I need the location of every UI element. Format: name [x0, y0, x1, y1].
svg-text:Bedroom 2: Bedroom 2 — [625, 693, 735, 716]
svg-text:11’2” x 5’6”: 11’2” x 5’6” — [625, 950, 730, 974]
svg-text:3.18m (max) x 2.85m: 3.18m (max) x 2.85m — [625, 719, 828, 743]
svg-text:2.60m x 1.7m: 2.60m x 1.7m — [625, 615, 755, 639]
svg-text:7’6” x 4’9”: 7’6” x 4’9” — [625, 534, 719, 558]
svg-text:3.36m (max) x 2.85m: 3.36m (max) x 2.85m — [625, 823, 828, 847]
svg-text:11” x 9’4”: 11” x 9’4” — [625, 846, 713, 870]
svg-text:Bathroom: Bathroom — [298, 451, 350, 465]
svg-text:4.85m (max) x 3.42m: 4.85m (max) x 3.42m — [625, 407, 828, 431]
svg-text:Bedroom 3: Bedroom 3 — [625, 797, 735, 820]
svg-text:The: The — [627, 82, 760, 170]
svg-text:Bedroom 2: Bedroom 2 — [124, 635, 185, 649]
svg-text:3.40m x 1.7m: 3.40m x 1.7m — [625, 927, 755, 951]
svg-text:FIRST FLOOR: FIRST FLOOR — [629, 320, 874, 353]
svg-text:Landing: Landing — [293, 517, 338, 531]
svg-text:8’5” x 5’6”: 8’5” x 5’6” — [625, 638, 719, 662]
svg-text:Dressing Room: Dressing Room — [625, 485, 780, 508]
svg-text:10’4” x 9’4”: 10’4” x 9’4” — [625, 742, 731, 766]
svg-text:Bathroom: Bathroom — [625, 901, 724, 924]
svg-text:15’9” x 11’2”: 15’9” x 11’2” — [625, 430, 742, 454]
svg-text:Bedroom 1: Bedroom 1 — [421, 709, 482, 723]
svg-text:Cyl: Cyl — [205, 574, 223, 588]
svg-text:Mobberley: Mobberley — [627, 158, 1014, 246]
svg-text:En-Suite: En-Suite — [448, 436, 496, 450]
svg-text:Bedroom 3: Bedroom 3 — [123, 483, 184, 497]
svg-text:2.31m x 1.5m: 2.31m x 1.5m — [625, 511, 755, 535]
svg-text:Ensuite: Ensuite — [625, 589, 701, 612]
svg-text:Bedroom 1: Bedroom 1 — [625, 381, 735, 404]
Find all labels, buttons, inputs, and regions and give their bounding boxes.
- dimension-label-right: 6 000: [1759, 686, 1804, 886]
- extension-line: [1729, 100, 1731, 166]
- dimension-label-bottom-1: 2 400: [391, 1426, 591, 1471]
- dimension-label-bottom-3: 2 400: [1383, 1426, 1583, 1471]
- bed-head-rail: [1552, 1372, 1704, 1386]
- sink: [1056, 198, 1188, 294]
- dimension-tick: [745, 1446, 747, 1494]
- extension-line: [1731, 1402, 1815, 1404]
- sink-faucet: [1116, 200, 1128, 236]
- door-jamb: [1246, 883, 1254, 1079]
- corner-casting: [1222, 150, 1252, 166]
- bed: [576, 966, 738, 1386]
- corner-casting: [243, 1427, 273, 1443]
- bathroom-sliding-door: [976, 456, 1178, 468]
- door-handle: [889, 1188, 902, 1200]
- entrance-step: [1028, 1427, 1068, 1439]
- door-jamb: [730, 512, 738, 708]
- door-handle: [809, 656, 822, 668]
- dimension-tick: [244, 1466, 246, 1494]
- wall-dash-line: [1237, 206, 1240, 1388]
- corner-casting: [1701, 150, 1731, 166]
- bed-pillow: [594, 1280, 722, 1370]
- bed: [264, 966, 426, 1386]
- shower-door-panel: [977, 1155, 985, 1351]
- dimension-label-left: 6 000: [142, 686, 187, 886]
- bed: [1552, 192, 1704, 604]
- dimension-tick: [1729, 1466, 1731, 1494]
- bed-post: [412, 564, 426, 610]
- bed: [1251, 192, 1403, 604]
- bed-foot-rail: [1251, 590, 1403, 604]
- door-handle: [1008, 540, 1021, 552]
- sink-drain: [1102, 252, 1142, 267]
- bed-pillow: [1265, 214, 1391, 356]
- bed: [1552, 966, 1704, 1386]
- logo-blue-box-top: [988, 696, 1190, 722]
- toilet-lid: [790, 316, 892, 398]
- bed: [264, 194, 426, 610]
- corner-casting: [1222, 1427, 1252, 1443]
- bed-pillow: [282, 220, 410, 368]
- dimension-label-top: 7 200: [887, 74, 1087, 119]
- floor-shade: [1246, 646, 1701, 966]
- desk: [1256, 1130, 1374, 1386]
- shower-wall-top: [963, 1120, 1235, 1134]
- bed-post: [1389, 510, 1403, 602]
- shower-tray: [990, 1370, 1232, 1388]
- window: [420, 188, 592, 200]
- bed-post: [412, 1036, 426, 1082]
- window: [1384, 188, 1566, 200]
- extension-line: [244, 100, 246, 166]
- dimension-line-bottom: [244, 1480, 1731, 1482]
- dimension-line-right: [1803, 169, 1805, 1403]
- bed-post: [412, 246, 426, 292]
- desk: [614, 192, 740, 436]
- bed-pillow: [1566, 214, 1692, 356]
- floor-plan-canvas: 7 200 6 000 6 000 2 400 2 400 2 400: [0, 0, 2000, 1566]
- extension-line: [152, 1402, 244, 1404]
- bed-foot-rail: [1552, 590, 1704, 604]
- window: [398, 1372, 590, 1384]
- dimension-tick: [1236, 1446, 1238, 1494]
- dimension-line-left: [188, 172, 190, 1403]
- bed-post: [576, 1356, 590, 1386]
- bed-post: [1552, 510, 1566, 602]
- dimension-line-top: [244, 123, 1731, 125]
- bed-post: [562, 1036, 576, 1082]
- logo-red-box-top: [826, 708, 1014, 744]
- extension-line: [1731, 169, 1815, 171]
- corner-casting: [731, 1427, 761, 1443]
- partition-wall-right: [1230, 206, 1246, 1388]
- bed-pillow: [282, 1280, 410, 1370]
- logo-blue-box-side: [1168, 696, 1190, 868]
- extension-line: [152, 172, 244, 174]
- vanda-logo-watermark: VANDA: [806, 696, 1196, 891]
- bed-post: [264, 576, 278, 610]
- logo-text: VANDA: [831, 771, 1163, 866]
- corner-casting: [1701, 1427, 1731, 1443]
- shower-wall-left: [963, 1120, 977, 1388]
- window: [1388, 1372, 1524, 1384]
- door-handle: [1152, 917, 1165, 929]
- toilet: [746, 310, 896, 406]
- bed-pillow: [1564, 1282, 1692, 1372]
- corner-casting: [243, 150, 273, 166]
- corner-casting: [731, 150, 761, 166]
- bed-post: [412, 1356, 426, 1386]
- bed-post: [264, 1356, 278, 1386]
==================================================
INSTRUCTIONS FOR THE TASK:
Copy the material word for word, beginning with its first line and continuing through the line that contains "svg-text:Bedroom 3: Bedroom 3 — [625, 797, 735, 820]", with both of those lines included.

RESPONSE:
I need the location of every UI element. Format: name [x0, y0, x1, y1].
svg-text:Bedroom 2: Bedroom 2 — [625, 693, 735, 716]
svg-text:11’2” x 5’6”: 11’2” x 5’6” — [625, 950, 730, 974]
svg-text:3.18m (max) x 2.85m: 3.18m (max) x 2.85m — [625, 719, 828, 743]
svg-text:2.60m x 1.7m: 2.60m x 1.7m — [625, 615, 755, 639]
svg-text:7’6” x 4’9”: 7’6” x 4’9” — [625, 534, 719, 558]
svg-text:3.36m (max) x 2.85m: 3.36m (max) x 2.85m — [625, 823, 828, 847]
svg-text:11” x 9’4”: 11” x 9’4” — [625, 846, 713, 870]
svg-text:Bathroom: Bathroom — [298, 451, 350, 465]
svg-text:4.85m (max) x 3.42m: 4.85m (max) x 3.42m — [625, 407, 828, 431]
svg-text:Bedroom 3: Bedroom 3 — [625, 797, 735, 820]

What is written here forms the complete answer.